### REQUIREMENTS:
Which lines hold the word "text"? Copy each of them.

--- Start DATA ENTRIES ---

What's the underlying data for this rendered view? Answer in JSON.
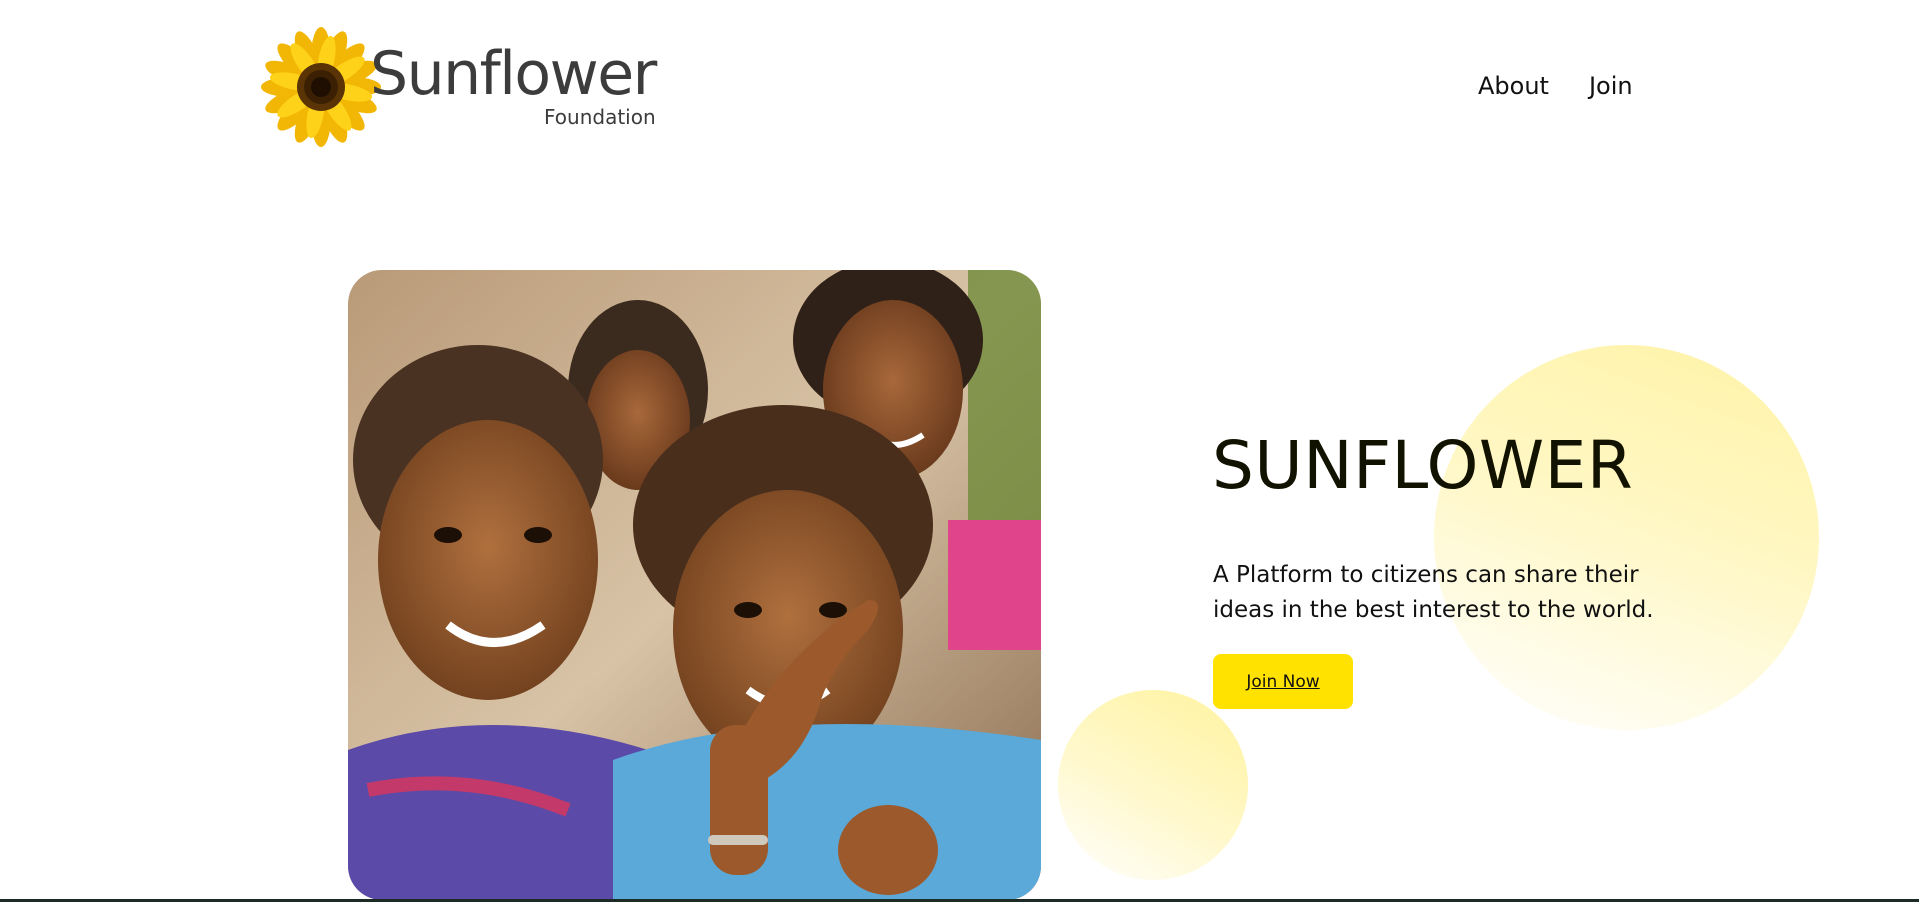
{
  "header": {
    "logo": {
      "wordmark": "Sunflower",
      "subtitle": "Foundation"
    },
    "nav": {
      "items": [
        {
          "label": "About"
        },
        {
          "label": "Join"
        }
      ]
    }
  },
  "hero": {
    "title": "SUNFLOWER",
    "description": "A Platform to citizens can share their ideas in the best interest to the world.",
    "cta_label": "Join Now",
    "photo_subject": "smiling children"
  },
  "colors": {
    "accent": "#ffe200",
    "blob": "#fff3a6",
    "text": "#111111"
  },
  "icons": {
    "logo": "sunflower-icon"
  }
}
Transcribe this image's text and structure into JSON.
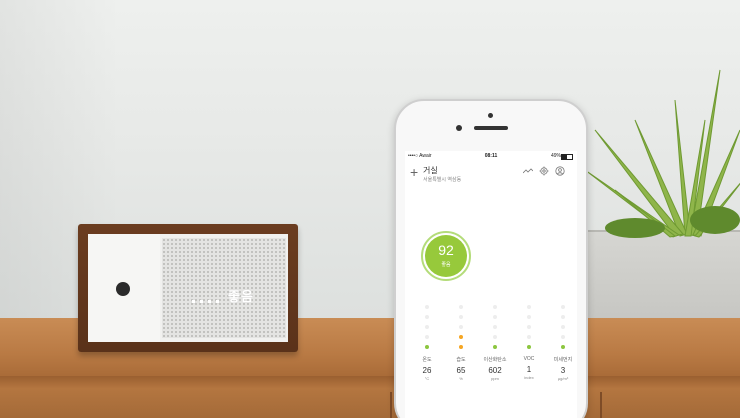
{
  "scene": {
    "device_display": "...",
    "device_word": "좋음"
  },
  "phone": {
    "status": {
      "carrier": "••••○ Awair",
      "time": "08:11",
      "battery": "49%"
    },
    "header": {
      "room": "거실",
      "location": "서울특별시 역삼동"
    },
    "score": {
      "value": "92",
      "label": "좋음"
    },
    "metrics": [
      {
        "label": "온도",
        "value": "26",
        "unit": "°C",
        "level": 1,
        "color": "green"
      },
      {
        "label": "습도",
        "value": "65",
        "unit": "%",
        "level": 2,
        "color": "orange"
      },
      {
        "label": "이산화탄소",
        "value": "602",
        "unit": "ppm",
        "level": 1,
        "color": "green"
      },
      {
        "label": "VOC",
        "value": "1",
        "unit": "index",
        "level": 1,
        "color": "green"
      },
      {
        "label": "미세먼지",
        "value": "3",
        "unit": "µg/m³",
        "level": 1,
        "color": "green"
      }
    ],
    "icons": [
      "add-icon",
      "trend-icon",
      "settings-icon",
      "profile-icon"
    ]
  }
}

--- End DATA ENTRIES ---

### RESULT OF THIS EXERCISE:
    "text": "#111111"
Transcribe this image's text and structure into JSON.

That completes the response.